• **STATED TASK**: Pull out every line containing the string "roman".

• **GIVEN INFORMATION**:
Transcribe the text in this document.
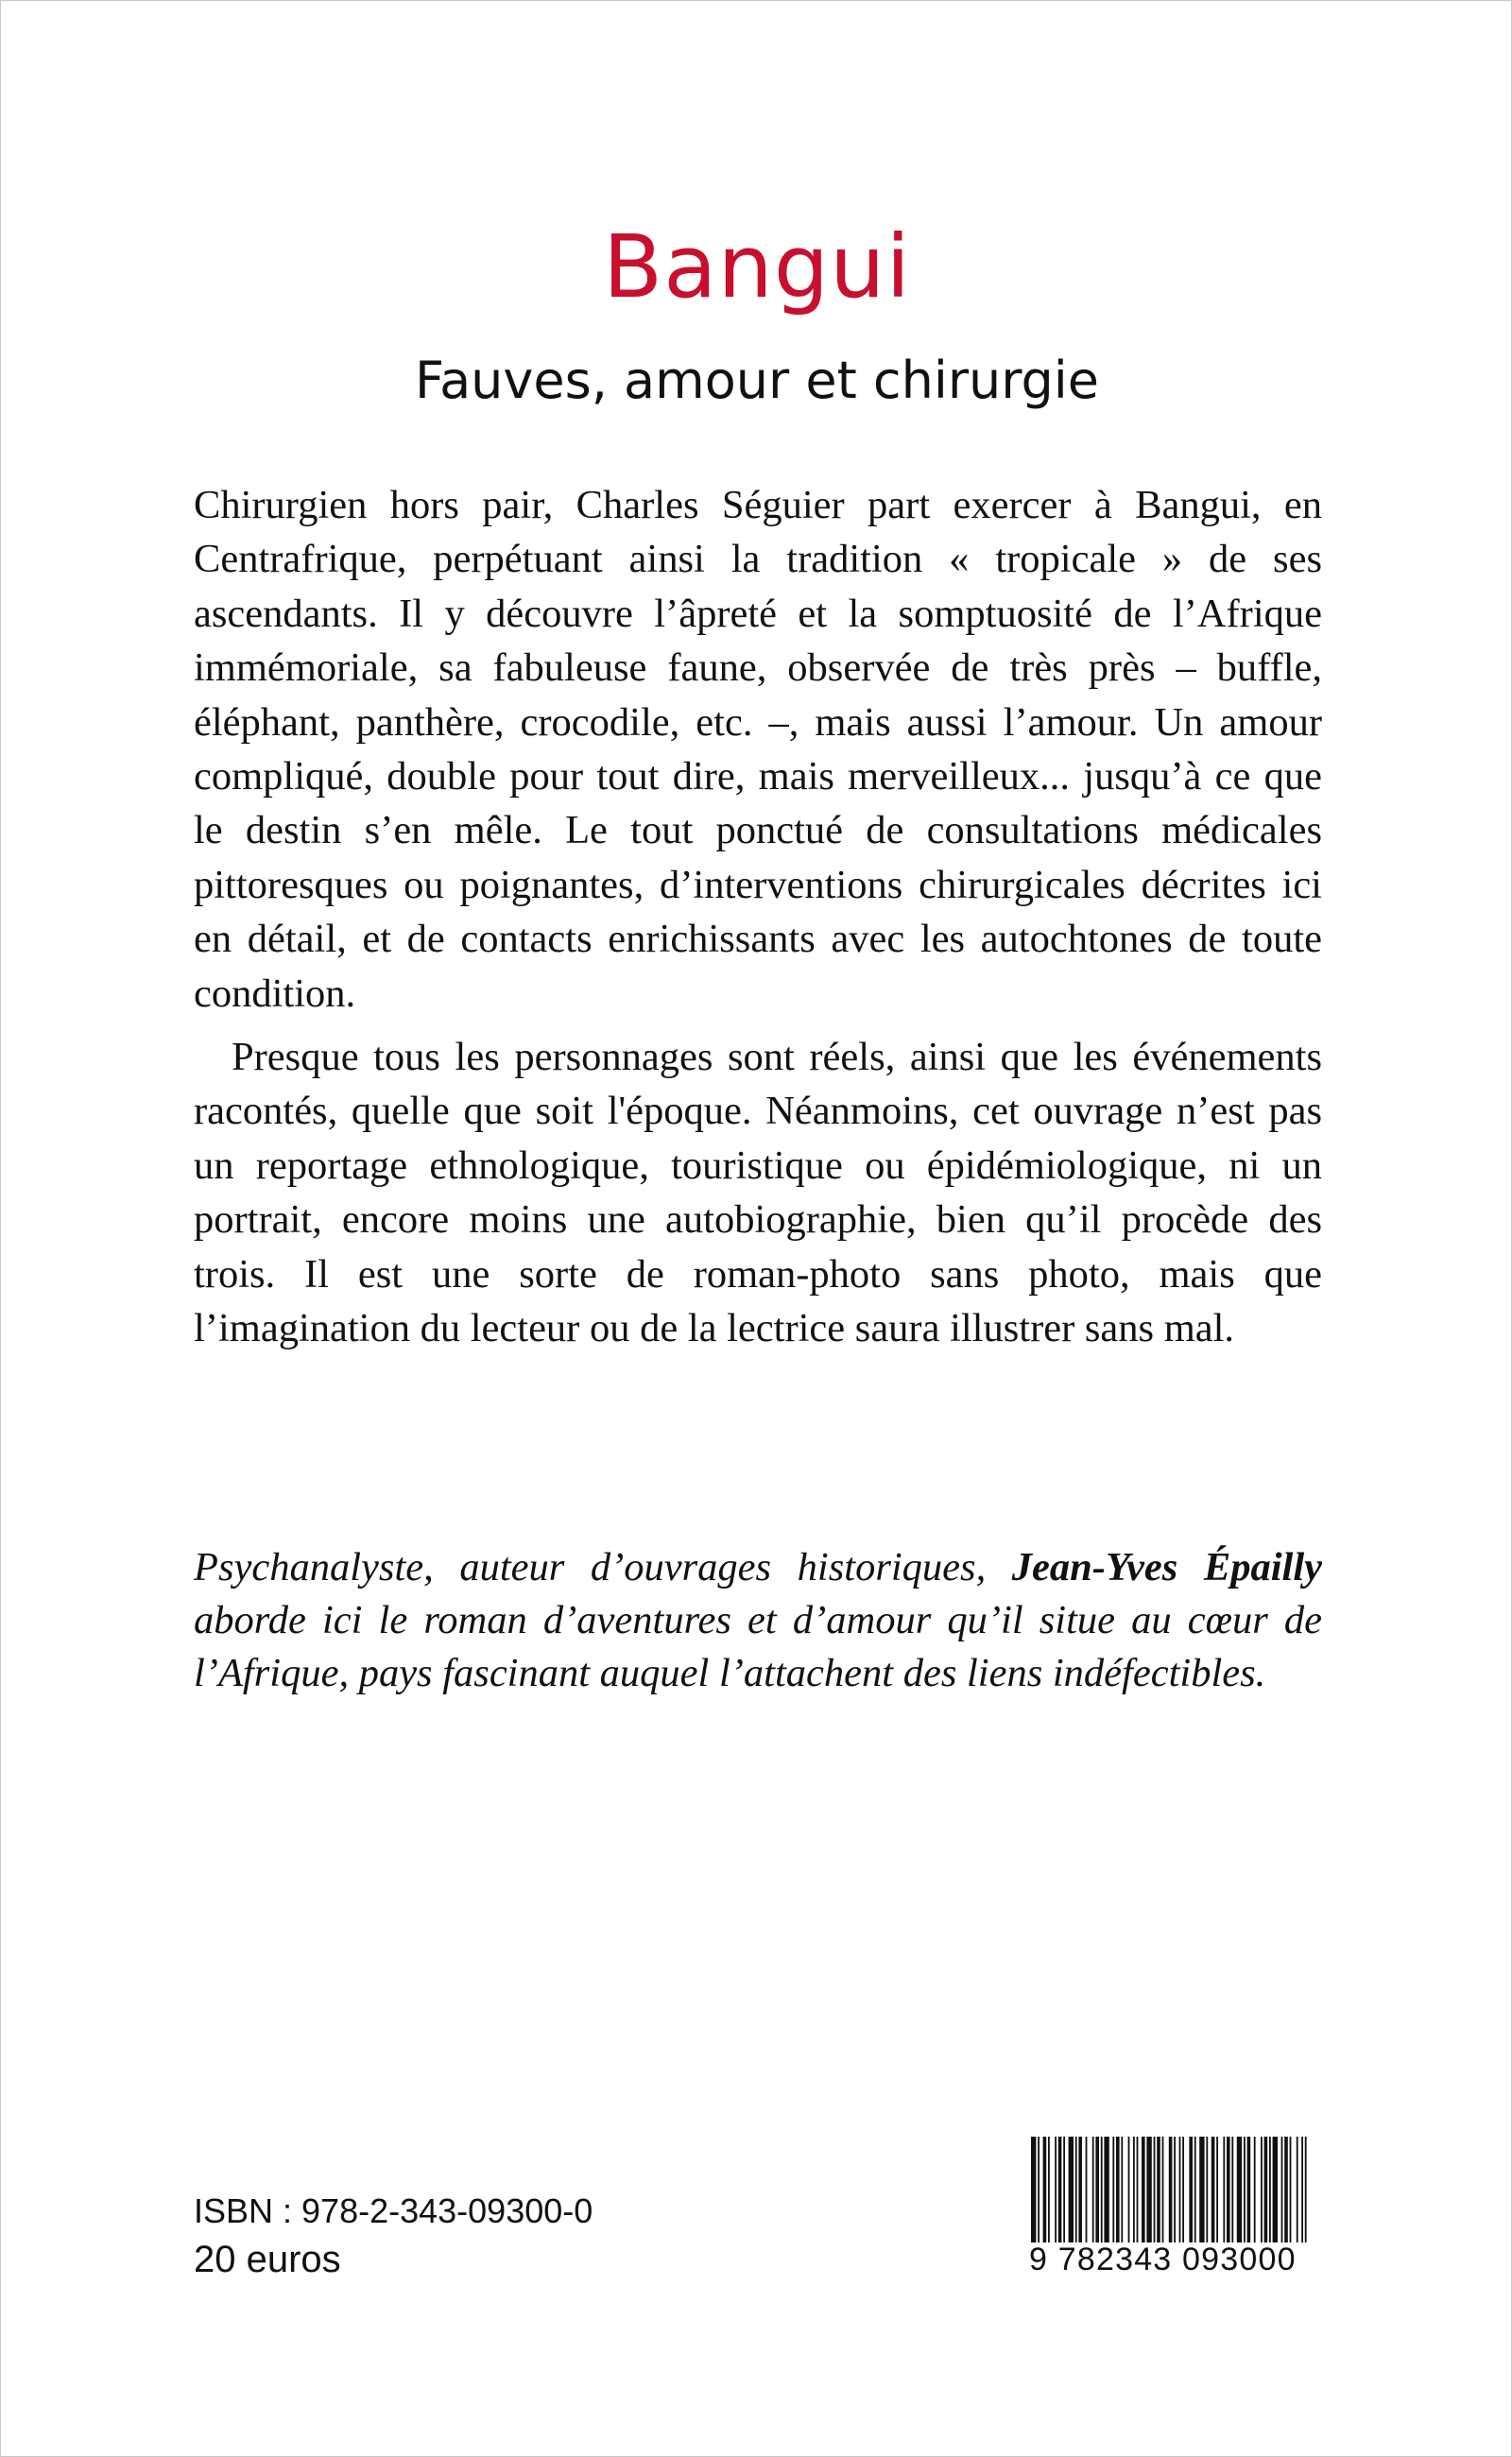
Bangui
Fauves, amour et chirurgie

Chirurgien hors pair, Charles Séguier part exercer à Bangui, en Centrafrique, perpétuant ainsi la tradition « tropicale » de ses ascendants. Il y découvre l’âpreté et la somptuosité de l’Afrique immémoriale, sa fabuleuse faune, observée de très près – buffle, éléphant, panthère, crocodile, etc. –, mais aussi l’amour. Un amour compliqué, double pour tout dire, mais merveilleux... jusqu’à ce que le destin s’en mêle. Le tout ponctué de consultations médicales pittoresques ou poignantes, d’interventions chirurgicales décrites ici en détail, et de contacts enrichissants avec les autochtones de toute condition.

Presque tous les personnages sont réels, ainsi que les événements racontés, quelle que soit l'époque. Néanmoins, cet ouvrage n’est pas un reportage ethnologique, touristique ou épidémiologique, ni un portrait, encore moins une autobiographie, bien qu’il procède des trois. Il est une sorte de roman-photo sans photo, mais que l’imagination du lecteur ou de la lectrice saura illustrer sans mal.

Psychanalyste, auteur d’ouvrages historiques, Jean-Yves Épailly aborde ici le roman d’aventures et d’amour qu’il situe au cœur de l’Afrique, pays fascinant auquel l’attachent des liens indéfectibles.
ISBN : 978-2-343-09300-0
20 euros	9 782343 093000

• **SOLUTION**:
Presque tous les personnages sont réels, ainsi que les événements racontés, quelle que soit l'époque. Néanmoins, cet ouvrage n’est pas un reportage ethnologique, touristique ou épidémiologique, ni un portrait, encore moins une autobiographie, bien qu’il procède des trois. Il est une sorte de roman-photo sans photo, mais que l’imagination du lecteur ou de la lectrice saura illustrer sans mal.
Psychanalyste, auteur d’ouvrages historiques, Jean-Yves Épailly aborde ici le roman d’aventures et d’amour qu’il situe au cœur de l’Afrique, pays fascinant auquel l’attachent des liens indéfectibles.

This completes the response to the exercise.